» THE RECORDS
/---

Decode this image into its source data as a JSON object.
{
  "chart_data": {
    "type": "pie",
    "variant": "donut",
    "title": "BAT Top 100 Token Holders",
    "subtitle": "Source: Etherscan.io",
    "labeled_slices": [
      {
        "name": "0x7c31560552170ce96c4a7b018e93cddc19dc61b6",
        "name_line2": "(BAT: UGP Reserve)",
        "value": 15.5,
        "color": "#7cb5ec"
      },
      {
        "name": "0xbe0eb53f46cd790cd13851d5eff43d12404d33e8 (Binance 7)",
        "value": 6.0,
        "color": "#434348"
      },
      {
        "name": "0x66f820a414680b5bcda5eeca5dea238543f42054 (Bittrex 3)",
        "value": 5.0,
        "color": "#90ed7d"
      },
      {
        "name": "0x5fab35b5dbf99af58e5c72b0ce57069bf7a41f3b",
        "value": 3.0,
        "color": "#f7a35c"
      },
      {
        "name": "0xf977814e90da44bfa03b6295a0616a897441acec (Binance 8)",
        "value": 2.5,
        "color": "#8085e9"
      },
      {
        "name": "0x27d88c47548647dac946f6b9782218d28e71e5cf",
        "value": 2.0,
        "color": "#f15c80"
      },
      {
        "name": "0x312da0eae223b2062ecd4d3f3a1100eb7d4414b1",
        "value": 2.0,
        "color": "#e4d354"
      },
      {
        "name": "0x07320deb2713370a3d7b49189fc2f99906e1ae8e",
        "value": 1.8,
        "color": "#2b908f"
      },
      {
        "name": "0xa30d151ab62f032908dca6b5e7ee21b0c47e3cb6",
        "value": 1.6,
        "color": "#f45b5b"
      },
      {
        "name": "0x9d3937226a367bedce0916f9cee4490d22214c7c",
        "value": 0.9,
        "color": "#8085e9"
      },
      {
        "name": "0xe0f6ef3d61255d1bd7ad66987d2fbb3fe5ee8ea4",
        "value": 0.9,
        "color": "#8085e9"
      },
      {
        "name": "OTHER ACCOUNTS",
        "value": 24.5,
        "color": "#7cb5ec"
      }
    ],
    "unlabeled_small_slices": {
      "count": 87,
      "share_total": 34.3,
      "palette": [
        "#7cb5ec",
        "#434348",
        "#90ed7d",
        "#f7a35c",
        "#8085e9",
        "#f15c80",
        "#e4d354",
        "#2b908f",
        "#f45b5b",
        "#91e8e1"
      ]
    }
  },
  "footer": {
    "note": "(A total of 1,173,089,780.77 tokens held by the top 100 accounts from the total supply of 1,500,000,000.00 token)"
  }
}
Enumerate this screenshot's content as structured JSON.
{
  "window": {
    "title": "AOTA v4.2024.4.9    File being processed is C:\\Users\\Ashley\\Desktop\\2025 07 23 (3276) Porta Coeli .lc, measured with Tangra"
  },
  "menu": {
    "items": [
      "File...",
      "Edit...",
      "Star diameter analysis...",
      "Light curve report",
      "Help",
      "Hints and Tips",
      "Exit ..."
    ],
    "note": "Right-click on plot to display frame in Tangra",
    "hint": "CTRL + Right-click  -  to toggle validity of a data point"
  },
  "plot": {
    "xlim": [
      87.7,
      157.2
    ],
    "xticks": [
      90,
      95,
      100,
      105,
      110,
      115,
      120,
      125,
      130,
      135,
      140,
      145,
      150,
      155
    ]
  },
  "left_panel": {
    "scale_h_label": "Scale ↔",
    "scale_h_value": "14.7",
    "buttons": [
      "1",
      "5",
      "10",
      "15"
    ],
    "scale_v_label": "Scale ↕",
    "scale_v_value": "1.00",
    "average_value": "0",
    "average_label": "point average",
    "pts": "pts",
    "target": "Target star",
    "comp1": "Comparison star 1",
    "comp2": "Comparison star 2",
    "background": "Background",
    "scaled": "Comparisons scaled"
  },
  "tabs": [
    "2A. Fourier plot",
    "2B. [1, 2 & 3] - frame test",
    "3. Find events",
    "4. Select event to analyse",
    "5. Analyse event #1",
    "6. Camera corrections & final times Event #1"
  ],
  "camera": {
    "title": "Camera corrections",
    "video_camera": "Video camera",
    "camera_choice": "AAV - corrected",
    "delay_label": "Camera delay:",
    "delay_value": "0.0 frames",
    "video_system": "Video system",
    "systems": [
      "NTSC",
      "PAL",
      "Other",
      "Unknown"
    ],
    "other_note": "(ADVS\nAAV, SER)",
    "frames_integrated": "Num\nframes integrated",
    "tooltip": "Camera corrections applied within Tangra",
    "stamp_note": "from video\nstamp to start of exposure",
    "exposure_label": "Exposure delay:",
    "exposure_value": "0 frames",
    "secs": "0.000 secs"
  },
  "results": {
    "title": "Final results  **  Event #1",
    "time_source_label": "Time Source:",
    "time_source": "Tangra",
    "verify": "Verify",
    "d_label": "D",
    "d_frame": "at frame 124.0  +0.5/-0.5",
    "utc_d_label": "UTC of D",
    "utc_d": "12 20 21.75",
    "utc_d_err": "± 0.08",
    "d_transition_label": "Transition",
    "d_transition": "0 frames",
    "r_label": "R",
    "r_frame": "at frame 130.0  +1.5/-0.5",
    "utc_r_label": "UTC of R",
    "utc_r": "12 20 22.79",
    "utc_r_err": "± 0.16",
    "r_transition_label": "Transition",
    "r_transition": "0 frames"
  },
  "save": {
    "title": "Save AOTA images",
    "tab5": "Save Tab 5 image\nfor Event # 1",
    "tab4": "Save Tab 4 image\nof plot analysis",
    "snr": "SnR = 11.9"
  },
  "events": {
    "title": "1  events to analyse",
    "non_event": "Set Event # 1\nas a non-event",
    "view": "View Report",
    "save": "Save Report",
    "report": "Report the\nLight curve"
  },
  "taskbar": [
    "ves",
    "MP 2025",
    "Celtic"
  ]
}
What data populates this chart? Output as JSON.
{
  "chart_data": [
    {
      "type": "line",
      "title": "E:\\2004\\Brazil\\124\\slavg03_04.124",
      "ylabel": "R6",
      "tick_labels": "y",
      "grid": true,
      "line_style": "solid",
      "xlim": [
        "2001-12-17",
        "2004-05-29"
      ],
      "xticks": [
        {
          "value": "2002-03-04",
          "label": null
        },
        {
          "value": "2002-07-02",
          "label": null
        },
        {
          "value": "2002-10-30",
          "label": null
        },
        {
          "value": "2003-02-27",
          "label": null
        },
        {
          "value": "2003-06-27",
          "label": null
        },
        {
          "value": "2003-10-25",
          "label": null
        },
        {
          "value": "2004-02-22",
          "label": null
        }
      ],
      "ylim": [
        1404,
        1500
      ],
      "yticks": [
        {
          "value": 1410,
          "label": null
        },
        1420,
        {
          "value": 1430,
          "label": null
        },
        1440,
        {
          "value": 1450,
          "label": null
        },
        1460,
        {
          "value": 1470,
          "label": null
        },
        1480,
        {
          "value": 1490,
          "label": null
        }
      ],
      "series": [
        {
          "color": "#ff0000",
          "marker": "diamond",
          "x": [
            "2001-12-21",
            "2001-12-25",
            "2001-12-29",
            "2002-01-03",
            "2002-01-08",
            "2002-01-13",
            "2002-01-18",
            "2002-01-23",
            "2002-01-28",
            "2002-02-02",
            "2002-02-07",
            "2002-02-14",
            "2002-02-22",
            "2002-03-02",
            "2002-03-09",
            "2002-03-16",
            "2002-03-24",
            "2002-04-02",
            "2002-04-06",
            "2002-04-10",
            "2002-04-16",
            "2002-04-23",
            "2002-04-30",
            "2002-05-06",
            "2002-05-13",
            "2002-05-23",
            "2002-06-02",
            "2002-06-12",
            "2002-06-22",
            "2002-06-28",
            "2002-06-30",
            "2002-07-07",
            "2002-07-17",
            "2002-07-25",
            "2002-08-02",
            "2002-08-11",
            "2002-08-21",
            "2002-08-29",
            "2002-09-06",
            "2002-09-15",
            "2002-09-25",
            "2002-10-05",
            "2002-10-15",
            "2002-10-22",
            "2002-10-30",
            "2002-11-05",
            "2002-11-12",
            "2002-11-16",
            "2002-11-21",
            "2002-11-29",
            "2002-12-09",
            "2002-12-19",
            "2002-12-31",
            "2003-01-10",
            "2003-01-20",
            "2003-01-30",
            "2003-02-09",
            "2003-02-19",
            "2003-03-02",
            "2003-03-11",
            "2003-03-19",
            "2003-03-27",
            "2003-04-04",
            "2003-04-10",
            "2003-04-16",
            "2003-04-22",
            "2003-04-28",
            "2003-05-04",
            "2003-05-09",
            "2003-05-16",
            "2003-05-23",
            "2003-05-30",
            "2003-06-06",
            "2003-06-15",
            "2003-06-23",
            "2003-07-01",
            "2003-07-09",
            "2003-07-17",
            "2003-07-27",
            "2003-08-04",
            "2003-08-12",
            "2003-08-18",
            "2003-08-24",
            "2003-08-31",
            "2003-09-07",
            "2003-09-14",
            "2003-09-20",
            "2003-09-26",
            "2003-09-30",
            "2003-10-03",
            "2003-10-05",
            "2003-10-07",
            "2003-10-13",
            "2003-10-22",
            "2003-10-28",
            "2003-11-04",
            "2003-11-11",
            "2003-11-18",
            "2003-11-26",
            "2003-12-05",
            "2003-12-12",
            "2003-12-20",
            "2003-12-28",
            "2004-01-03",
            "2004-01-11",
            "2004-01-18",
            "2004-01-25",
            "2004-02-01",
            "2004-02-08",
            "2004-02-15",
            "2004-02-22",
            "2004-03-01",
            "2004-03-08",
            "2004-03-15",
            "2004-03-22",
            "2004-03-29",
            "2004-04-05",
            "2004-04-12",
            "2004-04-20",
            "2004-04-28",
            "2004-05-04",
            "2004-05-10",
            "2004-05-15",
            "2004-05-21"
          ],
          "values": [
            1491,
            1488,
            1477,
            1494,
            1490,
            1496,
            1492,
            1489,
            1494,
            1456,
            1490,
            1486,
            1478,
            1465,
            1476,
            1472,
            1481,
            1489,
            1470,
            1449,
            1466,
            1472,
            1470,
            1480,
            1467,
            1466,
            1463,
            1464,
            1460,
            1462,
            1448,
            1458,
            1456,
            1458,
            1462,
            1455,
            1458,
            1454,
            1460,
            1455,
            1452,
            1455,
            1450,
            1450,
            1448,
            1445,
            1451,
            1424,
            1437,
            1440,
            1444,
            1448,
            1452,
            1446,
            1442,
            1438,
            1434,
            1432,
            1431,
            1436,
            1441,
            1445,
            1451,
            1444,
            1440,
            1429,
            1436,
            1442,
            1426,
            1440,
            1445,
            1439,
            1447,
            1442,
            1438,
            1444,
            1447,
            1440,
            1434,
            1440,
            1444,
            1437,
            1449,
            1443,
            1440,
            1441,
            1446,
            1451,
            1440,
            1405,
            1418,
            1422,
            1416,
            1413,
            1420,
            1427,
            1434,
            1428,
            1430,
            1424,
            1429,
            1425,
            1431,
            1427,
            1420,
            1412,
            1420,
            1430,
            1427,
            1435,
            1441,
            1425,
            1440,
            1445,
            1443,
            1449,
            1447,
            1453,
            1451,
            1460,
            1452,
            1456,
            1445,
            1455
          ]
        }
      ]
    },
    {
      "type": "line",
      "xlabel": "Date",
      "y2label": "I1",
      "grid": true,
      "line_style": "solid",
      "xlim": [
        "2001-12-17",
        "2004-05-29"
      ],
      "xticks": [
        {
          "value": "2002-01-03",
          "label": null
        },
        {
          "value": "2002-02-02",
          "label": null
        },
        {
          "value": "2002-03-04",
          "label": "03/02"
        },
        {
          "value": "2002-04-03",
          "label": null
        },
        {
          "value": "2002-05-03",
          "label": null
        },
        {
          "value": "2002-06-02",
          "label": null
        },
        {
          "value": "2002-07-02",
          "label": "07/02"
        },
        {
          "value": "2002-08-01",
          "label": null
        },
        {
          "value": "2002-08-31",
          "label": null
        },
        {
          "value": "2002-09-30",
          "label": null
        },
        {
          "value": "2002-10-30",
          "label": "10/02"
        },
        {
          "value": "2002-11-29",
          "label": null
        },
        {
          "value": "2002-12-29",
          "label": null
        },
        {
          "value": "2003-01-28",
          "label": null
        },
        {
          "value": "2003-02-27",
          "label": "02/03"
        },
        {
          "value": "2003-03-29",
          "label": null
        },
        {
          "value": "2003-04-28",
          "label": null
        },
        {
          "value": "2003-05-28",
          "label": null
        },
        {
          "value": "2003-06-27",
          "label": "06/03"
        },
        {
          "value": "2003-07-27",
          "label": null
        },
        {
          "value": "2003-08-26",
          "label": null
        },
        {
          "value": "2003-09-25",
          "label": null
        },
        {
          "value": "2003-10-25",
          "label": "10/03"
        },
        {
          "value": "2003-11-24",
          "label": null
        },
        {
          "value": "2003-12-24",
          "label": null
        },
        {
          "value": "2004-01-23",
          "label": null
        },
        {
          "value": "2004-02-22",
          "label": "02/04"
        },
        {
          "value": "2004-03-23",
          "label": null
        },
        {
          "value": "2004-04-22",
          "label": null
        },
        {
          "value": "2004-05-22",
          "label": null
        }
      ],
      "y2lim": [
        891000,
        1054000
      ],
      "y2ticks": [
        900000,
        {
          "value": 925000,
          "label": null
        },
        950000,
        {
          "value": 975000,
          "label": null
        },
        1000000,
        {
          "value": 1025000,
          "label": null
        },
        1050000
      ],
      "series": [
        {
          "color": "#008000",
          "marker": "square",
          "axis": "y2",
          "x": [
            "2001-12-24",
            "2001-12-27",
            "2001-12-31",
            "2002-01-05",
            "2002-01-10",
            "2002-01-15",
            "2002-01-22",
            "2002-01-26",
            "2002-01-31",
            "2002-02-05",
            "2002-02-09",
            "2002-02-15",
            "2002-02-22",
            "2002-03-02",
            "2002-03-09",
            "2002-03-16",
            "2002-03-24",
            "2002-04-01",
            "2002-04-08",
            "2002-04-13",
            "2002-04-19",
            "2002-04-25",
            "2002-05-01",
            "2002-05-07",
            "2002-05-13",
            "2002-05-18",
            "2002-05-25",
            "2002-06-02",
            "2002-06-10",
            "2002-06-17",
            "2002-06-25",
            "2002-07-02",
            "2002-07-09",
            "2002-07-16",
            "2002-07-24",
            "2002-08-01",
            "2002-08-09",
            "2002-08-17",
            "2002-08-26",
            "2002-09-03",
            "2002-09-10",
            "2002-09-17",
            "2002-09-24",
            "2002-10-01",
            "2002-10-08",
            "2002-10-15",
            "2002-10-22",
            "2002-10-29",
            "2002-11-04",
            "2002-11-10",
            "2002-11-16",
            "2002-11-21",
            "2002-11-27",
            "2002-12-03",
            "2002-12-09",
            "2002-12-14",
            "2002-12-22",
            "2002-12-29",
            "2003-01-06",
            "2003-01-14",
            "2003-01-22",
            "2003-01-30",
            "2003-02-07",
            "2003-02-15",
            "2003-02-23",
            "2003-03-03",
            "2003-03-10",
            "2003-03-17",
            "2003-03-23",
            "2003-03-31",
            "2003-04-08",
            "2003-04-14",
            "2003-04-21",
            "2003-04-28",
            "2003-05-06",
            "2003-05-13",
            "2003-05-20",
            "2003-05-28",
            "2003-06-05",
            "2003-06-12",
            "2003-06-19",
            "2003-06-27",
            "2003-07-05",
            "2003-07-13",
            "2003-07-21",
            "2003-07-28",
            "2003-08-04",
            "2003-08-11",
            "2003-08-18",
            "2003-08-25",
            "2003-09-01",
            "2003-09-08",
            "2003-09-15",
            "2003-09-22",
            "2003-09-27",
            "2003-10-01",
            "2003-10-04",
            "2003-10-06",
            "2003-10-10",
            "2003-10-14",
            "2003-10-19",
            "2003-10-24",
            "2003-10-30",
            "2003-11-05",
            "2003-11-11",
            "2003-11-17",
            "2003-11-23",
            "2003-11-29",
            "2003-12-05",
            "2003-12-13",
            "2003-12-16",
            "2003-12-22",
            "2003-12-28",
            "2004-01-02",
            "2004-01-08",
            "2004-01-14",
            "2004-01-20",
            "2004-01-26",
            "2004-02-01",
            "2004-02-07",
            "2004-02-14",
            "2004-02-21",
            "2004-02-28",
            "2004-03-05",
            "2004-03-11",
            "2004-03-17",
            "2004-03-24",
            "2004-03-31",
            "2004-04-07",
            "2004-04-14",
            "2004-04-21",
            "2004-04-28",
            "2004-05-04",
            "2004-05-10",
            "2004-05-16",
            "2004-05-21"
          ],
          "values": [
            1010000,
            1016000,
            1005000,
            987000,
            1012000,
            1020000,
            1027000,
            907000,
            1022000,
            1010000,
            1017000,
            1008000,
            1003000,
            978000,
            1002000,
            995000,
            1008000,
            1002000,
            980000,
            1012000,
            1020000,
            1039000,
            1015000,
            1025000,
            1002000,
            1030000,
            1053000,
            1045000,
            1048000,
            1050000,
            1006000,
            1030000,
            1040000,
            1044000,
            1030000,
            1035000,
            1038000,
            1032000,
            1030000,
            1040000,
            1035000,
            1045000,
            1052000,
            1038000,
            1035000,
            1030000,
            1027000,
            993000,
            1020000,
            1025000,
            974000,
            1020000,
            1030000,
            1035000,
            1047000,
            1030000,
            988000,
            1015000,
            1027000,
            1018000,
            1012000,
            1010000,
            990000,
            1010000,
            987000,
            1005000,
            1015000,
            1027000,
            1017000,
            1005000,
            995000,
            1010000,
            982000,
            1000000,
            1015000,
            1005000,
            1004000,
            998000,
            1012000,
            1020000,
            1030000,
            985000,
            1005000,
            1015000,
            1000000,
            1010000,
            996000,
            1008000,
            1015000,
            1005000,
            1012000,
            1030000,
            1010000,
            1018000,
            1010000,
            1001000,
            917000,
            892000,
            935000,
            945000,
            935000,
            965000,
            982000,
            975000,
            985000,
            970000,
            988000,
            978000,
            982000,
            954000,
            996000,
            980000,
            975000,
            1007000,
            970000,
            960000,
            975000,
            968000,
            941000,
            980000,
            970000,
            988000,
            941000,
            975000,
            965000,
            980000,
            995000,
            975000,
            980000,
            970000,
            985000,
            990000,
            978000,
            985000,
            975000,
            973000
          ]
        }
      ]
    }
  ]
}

\---

» DIRECTION
Tally the lines in the records above that contain the word "AOTA", and give only that number.

» EXERCISE RESULT
2